Give the data again exactly as written, skipping any pictures.

## Supplied data
::::::::
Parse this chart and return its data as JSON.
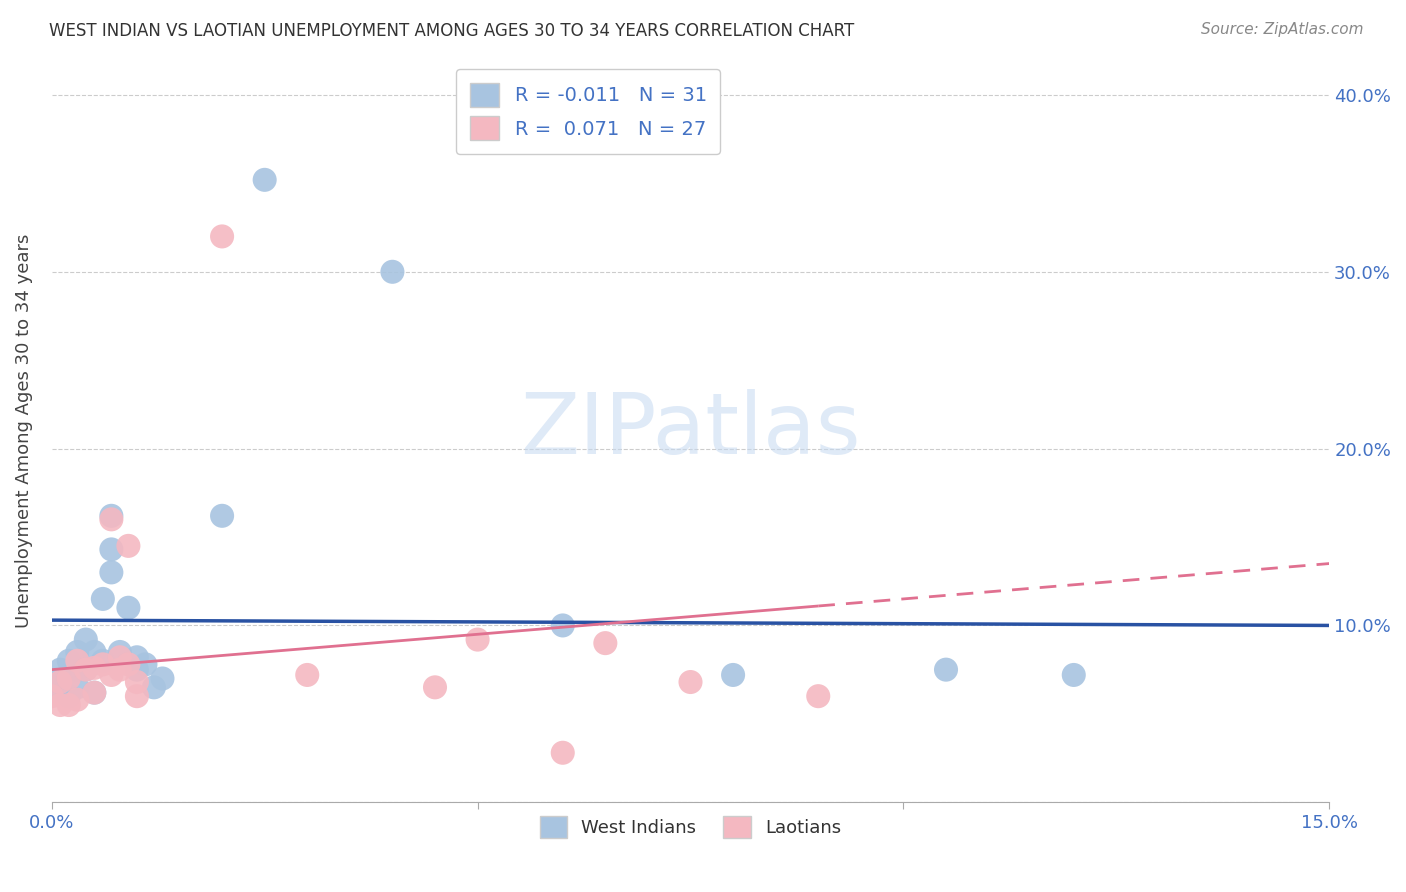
{
  "title": "WEST INDIAN VS LAOTIAN UNEMPLOYMENT AMONG AGES 30 TO 34 YEARS CORRELATION CHART",
  "source": "Source: ZipAtlas.com",
  "ylabel": "Unemployment Among Ages 30 to 34 years",
  "xlim": [
    0.0,
    0.15
  ],
  "ylim": [
    0.0,
    0.42
  ],
  "west_indian_color": "#a8c4e0",
  "laotian_color": "#f4b8c1",
  "trend_west_indian_color": "#2952a3",
  "trend_laotian_color": "#e07090",
  "legend_R_west": "-0.011",
  "legend_N_west": "31",
  "legend_R_laotian": "0.071",
  "legend_N_laotian": "27",
  "watermark_text": "ZIPatlas",
  "background_color": "#ffffff",
  "grid_color": "#cccccc",
  "tick_color": "#4472c4",
  "west_indian_x": [
    0.0,
    0.001,
    0.001,
    0.002,
    0.002,
    0.003,
    0.003,
    0.003,
    0.004,
    0.004,
    0.005,
    0.005,
    0.006,
    0.006,
    0.007,
    0.007,
    0.007,
    0.008,
    0.009,
    0.01,
    0.01,
    0.011,
    0.012,
    0.013,
    0.02,
    0.025,
    0.04,
    0.06,
    0.08,
    0.105,
    0.12
  ],
  "west_indian_y": [
    0.065,
    0.065,
    0.075,
    0.06,
    0.08,
    0.065,
    0.075,
    0.085,
    0.075,
    0.092,
    0.062,
    0.085,
    0.08,
    0.115,
    0.13,
    0.143,
    0.162,
    0.085,
    0.11,
    0.075,
    0.082,
    0.078,
    0.065,
    0.07,
    0.162,
    0.352,
    0.3,
    0.1,
    0.072,
    0.075,
    0.072
  ],
  "laotian_x": [
    0.0,
    0.001,
    0.001,
    0.002,
    0.002,
    0.003,
    0.003,
    0.004,
    0.005,
    0.005,
    0.006,
    0.007,
    0.007,
    0.008,
    0.008,
    0.009,
    0.009,
    0.01,
    0.01,
    0.02,
    0.03,
    0.045,
    0.05,
    0.06,
    0.065,
    0.075,
    0.09
  ],
  "laotian_y": [
    0.06,
    0.055,
    0.068,
    0.055,
    0.07,
    0.058,
    0.08,
    0.075,
    0.062,
    0.076,
    0.078,
    0.072,
    0.16,
    0.075,
    0.082,
    0.145,
    0.078,
    0.06,
    0.068,
    0.32,
    0.072,
    0.065,
    0.092,
    0.028,
    0.09,
    0.068,
    0.06
  ]
}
::::::::
## Response for this exercise
Parse this chart and return its data as JSON.
{
  "title": "WEST INDIAN VS LAOTIAN UNEMPLOYMENT AMONG AGES 30 TO 34 YEARS CORRELATION CHART",
  "source": "Source: ZipAtlas.com",
  "ylabel": "Unemployment Among Ages 30 to 34 years",
  "xlim": [
    0.0,
    0.15
  ],
  "ylim": [
    0.0,
    0.42
  ],
  "west_indian_color": "#a8c4e0",
  "laotian_color": "#f4b8c1",
  "trend_west_indian_color": "#2952a3",
  "trend_laotian_color": "#e07090",
  "legend_R_west": "-0.011",
  "legend_N_west": "31",
  "legend_R_laotian": "0.071",
  "legend_N_laotian": "27",
  "watermark_text": "ZIPatlas",
  "background_color": "#ffffff",
  "grid_color": "#cccccc",
  "tick_color": "#4472c4",
  "west_indian_x": [
    0.0,
    0.001,
    0.001,
    0.002,
    0.002,
    0.003,
    0.003,
    0.003,
    0.004,
    0.004,
    0.005,
    0.005,
    0.006,
    0.006,
    0.007,
    0.007,
    0.007,
    0.008,
    0.009,
    0.01,
    0.01,
    0.011,
    0.012,
    0.013,
    0.02,
    0.025,
    0.04,
    0.06,
    0.08,
    0.105,
    0.12
  ],
  "west_indian_y": [
    0.065,
    0.065,
    0.075,
    0.06,
    0.08,
    0.065,
    0.075,
    0.085,
    0.075,
    0.092,
    0.062,
    0.085,
    0.08,
    0.115,
    0.13,
    0.143,
    0.162,
    0.085,
    0.11,
    0.075,
    0.082,
    0.078,
    0.065,
    0.07,
    0.162,
    0.352,
    0.3,
    0.1,
    0.072,
    0.075,
    0.072
  ],
  "laotian_x": [
    0.0,
    0.001,
    0.001,
    0.002,
    0.002,
    0.003,
    0.003,
    0.004,
    0.005,
    0.005,
    0.006,
    0.007,
    0.007,
    0.008,
    0.008,
    0.009,
    0.009,
    0.01,
    0.01,
    0.02,
    0.03,
    0.045,
    0.05,
    0.06,
    0.065,
    0.075,
    0.09
  ],
  "laotian_y": [
    0.06,
    0.055,
    0.068,
    0.055,
    0.07,
    0.058,
    0.08,
    0.075,
    0.062,
    0.076,
    0.078,
    0.072,
    0.16,
    0.075,
    0.082,
    0.145,
    0.078,
    0.06,
    0.068,
    0.32,
    0.072,
    0.065,
    0.092,
    0.028,
    0.09,
    0.068,
    0.06
  ]
}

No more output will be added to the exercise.